===== Materials provided =====

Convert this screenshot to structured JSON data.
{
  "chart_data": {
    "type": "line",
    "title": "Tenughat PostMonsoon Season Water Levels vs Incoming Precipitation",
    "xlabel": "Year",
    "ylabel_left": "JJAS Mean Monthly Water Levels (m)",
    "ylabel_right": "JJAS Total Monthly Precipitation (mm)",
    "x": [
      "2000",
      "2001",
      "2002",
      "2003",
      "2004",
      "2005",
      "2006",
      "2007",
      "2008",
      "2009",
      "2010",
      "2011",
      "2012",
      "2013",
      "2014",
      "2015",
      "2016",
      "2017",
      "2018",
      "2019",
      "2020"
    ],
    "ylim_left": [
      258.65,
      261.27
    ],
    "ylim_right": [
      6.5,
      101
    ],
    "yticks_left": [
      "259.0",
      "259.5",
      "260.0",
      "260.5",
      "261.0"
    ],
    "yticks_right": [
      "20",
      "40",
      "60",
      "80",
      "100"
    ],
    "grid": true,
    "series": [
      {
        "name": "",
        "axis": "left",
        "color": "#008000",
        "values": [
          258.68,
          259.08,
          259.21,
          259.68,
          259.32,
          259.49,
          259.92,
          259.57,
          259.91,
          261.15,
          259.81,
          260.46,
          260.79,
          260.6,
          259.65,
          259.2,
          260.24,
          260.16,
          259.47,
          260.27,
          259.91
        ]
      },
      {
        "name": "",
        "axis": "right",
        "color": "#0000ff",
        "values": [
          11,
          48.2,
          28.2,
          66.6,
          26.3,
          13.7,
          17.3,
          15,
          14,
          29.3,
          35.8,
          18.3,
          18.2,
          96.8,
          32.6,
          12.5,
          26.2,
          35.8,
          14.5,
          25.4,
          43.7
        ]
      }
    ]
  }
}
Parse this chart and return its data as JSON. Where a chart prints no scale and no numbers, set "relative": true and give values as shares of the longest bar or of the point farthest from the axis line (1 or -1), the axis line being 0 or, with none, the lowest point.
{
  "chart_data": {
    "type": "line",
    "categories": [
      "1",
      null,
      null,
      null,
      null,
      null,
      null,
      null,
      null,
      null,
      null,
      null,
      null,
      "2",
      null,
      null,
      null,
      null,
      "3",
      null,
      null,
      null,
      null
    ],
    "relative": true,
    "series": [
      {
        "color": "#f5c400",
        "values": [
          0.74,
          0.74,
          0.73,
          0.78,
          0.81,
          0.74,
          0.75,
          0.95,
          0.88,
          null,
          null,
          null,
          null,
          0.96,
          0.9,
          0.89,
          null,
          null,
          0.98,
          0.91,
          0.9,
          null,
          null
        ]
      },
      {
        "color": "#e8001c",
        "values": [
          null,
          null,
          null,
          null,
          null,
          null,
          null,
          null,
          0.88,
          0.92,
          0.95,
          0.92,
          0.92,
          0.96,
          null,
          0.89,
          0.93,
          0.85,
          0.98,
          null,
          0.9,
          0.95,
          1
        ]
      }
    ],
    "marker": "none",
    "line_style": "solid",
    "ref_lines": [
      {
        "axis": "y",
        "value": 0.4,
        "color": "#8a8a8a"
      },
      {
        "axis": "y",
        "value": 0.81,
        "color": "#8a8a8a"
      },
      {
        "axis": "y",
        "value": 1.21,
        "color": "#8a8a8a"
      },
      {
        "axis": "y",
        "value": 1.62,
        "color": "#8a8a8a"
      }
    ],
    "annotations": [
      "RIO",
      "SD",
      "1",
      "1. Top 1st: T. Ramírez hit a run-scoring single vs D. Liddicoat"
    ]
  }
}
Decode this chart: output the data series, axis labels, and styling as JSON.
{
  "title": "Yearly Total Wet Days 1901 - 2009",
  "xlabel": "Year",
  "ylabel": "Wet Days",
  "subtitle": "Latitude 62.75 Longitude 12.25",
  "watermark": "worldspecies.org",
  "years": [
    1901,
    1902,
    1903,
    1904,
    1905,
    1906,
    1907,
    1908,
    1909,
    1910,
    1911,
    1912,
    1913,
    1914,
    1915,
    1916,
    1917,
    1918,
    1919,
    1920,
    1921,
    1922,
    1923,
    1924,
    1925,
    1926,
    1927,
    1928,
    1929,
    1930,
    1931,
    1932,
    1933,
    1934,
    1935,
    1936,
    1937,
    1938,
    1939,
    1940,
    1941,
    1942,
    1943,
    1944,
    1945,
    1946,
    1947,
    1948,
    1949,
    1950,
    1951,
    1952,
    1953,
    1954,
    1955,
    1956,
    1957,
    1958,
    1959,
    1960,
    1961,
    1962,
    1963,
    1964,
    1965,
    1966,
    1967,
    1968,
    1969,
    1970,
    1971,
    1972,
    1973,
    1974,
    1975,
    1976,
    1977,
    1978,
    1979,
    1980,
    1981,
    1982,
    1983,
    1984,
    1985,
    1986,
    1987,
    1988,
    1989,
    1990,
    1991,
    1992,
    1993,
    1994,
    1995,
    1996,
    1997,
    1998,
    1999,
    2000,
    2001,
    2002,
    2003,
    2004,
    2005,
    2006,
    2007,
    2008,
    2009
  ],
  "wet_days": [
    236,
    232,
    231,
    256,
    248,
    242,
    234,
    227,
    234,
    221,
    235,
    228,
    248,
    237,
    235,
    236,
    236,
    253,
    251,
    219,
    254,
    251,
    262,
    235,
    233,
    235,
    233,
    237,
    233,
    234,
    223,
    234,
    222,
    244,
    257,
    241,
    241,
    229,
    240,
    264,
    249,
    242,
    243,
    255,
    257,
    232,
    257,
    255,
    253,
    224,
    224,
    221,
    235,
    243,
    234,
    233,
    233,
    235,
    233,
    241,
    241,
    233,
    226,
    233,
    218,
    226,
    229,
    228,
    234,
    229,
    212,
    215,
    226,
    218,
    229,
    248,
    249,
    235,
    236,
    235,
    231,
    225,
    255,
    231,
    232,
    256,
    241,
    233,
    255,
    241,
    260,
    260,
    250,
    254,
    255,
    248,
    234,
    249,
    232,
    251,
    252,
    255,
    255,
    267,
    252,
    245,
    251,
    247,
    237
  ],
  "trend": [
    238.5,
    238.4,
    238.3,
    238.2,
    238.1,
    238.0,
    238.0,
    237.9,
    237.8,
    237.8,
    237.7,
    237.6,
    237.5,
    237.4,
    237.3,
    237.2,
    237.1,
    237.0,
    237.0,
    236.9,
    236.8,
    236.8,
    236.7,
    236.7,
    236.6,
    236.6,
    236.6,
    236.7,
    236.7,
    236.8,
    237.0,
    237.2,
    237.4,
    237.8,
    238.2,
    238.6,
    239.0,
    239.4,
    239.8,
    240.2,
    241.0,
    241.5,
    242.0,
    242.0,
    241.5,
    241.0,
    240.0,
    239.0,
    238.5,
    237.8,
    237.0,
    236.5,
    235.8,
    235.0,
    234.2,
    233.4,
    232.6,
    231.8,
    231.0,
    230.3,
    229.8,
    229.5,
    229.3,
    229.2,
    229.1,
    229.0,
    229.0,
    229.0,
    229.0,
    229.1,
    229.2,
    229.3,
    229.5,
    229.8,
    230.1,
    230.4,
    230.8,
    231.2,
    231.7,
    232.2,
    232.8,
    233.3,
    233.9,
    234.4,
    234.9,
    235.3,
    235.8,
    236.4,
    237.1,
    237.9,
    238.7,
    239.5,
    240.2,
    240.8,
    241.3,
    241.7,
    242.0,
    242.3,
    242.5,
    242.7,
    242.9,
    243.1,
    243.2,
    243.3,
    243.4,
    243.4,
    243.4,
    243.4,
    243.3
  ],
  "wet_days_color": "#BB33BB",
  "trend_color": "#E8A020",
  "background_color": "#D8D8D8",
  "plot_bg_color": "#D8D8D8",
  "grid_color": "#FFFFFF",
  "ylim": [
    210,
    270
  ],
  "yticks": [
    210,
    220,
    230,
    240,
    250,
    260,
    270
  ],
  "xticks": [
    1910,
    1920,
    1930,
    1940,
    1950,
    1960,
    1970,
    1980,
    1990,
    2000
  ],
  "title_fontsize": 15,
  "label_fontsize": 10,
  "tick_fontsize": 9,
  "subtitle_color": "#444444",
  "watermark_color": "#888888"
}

=====

- _Problem to work on_: Determine how many lines of the listing above include the word "true", and report that number only.

- _Complete response_: 3